### TASK DESCRIPTION
Pull every line of the entries that has the word "CORRELATION".

### RECORDED DATA
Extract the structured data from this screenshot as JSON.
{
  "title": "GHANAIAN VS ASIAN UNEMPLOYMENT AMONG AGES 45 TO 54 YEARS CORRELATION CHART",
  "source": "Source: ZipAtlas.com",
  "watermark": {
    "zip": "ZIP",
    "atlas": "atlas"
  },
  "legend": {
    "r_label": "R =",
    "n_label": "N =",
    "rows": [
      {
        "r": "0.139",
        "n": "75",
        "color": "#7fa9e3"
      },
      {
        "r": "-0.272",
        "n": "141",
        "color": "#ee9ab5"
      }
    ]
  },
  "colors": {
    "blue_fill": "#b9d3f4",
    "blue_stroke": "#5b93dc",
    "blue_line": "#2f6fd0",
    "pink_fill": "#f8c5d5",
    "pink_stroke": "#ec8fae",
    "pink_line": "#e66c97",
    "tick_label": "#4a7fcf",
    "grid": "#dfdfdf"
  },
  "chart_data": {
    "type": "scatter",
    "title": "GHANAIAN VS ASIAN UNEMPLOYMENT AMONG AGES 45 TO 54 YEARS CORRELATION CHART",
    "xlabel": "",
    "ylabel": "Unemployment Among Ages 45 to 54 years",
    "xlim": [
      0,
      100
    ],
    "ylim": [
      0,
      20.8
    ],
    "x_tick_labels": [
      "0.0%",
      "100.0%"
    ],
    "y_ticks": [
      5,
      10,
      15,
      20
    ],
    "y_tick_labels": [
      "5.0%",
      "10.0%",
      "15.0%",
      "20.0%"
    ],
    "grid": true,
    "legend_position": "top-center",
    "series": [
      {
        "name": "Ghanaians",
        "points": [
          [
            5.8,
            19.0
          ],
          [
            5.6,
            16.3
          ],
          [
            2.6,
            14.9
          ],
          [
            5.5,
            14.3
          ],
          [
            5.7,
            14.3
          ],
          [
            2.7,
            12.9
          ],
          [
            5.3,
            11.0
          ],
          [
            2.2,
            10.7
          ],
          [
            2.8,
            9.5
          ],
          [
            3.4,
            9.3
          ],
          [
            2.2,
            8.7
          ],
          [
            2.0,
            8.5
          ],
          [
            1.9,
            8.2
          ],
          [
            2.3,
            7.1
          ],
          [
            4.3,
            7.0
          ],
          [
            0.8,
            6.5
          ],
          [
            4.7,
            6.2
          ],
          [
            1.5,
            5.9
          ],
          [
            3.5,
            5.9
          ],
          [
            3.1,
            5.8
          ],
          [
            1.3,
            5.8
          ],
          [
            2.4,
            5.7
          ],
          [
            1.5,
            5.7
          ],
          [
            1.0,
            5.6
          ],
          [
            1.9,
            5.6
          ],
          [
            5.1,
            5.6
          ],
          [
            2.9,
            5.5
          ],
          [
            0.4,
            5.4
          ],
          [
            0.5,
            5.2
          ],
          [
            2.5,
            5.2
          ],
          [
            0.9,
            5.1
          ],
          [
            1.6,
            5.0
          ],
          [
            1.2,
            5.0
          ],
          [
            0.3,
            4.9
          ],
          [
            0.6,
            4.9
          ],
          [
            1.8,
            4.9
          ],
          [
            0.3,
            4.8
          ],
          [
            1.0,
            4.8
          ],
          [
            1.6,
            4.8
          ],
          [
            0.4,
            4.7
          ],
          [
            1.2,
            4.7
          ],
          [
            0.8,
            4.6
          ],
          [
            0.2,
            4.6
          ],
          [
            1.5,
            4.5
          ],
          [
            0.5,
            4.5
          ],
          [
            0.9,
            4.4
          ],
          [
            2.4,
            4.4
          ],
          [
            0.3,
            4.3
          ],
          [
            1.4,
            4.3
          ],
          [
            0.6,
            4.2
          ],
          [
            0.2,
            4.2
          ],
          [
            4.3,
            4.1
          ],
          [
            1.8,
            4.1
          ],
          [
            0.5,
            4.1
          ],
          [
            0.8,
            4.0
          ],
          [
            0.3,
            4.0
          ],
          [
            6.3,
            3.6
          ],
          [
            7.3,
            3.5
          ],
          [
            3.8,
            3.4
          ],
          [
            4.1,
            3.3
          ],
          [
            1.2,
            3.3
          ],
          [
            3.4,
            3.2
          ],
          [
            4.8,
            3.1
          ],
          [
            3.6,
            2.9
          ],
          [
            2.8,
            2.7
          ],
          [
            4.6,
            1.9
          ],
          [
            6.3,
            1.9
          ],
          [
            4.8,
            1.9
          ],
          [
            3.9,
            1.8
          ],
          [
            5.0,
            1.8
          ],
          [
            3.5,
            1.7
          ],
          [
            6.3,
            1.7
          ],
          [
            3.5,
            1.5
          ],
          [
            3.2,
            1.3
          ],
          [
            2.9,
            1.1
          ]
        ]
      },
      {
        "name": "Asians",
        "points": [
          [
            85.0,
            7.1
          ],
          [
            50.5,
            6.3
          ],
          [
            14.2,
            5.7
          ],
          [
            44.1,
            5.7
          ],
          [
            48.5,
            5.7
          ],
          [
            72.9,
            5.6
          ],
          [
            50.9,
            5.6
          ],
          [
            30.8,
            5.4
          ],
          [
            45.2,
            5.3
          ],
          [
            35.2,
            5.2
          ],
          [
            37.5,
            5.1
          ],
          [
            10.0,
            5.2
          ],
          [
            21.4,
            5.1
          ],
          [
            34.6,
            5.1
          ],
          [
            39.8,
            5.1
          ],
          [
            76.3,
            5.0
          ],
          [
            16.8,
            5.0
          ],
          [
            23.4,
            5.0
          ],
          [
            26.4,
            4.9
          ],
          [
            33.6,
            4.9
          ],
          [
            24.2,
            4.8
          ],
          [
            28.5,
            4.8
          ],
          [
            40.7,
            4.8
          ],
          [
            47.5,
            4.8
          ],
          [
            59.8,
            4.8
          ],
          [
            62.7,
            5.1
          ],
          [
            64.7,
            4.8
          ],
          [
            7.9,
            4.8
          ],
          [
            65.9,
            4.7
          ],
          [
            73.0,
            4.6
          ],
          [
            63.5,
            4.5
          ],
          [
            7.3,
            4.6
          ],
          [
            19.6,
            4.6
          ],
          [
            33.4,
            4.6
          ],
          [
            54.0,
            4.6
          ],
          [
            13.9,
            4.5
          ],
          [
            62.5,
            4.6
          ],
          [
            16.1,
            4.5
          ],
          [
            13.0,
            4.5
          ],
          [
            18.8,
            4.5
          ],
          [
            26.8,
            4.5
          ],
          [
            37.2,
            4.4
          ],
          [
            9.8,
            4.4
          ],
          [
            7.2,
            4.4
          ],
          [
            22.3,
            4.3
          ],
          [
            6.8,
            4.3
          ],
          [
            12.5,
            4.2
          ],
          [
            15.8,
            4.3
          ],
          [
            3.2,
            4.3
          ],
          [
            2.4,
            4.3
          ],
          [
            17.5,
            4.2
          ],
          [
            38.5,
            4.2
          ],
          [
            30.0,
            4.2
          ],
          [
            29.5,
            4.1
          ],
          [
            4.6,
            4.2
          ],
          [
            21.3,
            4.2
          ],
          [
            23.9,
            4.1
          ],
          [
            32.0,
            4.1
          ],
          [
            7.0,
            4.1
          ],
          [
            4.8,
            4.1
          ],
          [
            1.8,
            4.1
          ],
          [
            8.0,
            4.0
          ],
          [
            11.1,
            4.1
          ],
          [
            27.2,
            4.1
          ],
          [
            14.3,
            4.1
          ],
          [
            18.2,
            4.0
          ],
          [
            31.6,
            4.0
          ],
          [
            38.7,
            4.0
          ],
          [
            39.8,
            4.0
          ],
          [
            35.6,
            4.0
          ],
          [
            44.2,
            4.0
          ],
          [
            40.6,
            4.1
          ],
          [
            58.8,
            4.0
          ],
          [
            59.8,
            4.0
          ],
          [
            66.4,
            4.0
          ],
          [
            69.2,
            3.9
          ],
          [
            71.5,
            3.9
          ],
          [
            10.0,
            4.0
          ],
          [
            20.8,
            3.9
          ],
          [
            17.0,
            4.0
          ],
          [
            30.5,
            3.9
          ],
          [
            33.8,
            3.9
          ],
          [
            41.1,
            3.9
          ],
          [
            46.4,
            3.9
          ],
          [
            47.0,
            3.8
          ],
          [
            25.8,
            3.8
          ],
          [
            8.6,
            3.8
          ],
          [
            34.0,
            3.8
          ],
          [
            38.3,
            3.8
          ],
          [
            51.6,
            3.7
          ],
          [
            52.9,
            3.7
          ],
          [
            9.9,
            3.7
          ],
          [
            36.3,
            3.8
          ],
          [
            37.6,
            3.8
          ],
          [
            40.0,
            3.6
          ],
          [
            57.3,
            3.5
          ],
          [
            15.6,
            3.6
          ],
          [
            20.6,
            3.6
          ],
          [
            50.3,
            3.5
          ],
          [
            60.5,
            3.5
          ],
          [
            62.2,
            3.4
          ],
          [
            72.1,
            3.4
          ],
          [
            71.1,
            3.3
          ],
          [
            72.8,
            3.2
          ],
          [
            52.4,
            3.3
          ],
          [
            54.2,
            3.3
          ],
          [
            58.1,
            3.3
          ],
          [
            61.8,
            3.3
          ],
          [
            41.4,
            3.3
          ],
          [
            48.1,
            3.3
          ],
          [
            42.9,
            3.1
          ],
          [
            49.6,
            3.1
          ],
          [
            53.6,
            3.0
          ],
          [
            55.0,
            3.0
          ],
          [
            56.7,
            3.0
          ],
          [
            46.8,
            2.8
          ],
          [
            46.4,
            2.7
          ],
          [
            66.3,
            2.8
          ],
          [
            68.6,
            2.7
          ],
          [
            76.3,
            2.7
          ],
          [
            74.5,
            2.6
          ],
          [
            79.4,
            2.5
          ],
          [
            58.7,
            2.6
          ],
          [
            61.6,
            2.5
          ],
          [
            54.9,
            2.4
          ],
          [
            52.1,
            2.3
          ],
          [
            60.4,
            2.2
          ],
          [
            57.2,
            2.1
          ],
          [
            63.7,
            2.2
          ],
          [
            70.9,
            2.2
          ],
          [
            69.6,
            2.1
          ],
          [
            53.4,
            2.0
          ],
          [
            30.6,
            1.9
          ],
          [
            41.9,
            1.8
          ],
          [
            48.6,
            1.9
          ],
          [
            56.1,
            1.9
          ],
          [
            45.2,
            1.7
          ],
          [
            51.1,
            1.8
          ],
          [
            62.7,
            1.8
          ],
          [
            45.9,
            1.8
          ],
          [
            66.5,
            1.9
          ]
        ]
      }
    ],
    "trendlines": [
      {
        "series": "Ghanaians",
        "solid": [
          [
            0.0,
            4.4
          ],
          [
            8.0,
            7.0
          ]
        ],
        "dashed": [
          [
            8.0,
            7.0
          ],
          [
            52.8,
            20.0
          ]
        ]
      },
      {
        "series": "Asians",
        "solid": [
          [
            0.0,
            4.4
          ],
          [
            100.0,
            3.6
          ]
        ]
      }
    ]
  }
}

### SOLUTION TO THE EXERCISE
  "title": "GHANAIAN VS ASIAN UNEMPLOYMENT AMONG AGES 45 TO 54 YEARS CORRELATION CHART",
    "title": "GHANAIAN VS ASIAN UNEMPLOYMENT AMONG AGES 45 TO 54 YEARS CORRELATION CHART",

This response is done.